WHAT TO WORK ON:
In the entries that follow, how many lines contain "White"? Answer with the number only.

STORED DATA:
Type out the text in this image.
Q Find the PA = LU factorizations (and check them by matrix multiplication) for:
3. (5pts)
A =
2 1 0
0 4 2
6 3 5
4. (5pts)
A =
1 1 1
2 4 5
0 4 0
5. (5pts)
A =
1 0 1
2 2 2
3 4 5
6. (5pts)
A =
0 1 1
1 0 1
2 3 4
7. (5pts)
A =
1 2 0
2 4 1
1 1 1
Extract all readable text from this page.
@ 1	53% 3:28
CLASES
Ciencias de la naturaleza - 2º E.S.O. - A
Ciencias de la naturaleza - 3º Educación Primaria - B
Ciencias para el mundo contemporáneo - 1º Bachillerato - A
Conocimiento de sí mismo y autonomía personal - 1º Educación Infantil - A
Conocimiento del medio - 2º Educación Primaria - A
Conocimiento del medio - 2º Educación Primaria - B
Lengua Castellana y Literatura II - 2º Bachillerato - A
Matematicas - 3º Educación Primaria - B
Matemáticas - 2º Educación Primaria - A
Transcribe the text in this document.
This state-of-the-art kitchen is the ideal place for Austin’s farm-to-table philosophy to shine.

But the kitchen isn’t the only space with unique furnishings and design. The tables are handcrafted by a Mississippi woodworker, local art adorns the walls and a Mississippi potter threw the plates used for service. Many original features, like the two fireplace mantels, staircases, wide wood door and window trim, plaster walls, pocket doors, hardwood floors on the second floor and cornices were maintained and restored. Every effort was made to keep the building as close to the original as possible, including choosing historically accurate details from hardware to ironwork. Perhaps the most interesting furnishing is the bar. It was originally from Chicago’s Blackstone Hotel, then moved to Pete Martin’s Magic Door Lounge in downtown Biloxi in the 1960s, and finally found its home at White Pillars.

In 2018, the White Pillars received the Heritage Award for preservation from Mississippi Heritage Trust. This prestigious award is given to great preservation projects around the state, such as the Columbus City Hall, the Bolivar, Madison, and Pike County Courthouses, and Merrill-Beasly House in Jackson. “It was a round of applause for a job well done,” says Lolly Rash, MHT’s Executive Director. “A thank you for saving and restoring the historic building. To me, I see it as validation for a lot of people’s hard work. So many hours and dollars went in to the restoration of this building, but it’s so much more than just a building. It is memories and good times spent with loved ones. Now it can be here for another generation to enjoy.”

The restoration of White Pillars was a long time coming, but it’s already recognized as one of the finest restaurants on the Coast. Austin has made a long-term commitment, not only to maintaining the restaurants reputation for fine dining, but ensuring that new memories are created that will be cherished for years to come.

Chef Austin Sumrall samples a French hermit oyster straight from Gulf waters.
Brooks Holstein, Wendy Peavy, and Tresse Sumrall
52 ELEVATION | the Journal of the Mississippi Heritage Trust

RESPONSE FOR THIS EXERCISE:
3